## REQUIRED TASK
Give only the number of lines that contain the word "HENDON".

·····

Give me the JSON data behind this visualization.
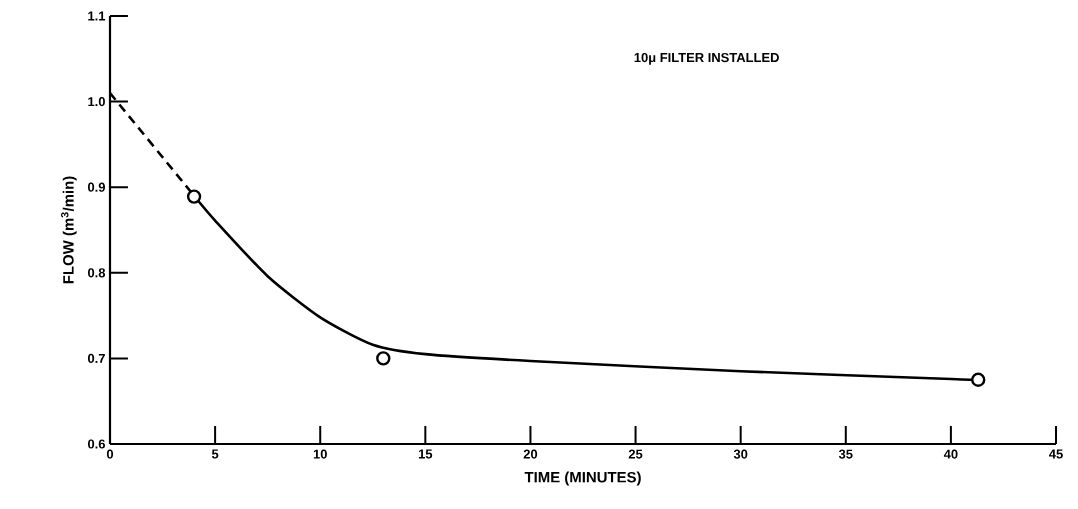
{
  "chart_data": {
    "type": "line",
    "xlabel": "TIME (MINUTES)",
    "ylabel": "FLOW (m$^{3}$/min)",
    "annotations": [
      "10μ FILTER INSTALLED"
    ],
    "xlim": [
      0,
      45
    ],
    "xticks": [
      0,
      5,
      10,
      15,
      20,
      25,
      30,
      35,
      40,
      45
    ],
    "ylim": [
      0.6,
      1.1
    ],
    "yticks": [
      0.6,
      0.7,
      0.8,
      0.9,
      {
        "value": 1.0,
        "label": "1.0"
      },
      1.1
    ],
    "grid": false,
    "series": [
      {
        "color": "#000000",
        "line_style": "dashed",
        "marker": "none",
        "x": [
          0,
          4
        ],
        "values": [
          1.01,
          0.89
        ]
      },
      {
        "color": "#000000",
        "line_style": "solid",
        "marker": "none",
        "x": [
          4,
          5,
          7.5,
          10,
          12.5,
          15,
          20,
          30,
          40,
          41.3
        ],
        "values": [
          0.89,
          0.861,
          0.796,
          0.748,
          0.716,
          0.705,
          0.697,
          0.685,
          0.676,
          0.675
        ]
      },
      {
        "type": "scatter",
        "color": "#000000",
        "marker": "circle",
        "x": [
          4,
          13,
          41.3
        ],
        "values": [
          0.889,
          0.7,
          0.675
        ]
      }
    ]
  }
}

·····

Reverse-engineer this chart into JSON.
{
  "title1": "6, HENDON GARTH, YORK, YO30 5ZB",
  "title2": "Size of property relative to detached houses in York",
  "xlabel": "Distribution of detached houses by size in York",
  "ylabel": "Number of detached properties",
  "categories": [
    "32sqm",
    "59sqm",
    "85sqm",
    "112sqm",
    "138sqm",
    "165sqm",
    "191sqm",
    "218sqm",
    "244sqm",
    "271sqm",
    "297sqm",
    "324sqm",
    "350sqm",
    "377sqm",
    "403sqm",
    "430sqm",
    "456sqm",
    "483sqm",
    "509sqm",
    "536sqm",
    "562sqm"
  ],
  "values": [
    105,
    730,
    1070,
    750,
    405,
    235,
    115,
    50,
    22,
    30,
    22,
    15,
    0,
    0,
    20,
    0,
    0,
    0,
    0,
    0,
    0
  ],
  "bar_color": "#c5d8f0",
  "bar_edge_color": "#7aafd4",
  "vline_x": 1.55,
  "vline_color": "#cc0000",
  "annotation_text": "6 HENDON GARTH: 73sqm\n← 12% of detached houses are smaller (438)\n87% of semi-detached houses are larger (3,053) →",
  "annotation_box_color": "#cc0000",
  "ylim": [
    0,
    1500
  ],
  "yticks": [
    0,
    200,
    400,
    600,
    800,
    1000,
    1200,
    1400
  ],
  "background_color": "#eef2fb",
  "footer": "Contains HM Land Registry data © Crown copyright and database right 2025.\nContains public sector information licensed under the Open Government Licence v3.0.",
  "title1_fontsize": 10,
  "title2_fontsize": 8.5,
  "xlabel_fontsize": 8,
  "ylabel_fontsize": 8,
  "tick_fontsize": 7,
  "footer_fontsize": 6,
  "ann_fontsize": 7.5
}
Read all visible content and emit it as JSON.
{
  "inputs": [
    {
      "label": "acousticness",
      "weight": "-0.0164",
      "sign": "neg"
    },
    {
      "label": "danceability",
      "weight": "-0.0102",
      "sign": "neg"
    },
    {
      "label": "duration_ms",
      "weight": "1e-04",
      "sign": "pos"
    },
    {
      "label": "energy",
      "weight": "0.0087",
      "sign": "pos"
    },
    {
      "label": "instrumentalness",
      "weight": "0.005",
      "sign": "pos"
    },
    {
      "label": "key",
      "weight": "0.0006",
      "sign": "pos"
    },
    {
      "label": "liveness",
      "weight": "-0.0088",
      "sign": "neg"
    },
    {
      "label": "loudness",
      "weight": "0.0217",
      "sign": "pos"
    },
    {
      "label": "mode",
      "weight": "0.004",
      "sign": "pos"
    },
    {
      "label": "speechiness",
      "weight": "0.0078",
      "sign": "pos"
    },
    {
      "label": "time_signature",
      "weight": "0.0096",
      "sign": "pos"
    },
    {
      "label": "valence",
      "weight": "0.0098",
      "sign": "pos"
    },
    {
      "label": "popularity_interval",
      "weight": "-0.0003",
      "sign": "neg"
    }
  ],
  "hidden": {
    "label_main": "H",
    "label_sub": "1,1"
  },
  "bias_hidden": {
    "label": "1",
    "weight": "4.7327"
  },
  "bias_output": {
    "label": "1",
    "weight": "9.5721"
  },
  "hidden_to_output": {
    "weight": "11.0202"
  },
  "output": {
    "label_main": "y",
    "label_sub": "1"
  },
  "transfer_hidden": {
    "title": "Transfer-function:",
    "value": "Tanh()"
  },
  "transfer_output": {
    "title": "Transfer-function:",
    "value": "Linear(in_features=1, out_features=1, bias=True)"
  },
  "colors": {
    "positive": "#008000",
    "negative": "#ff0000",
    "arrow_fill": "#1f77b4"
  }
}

·····

## EXERCISE ANSWER
2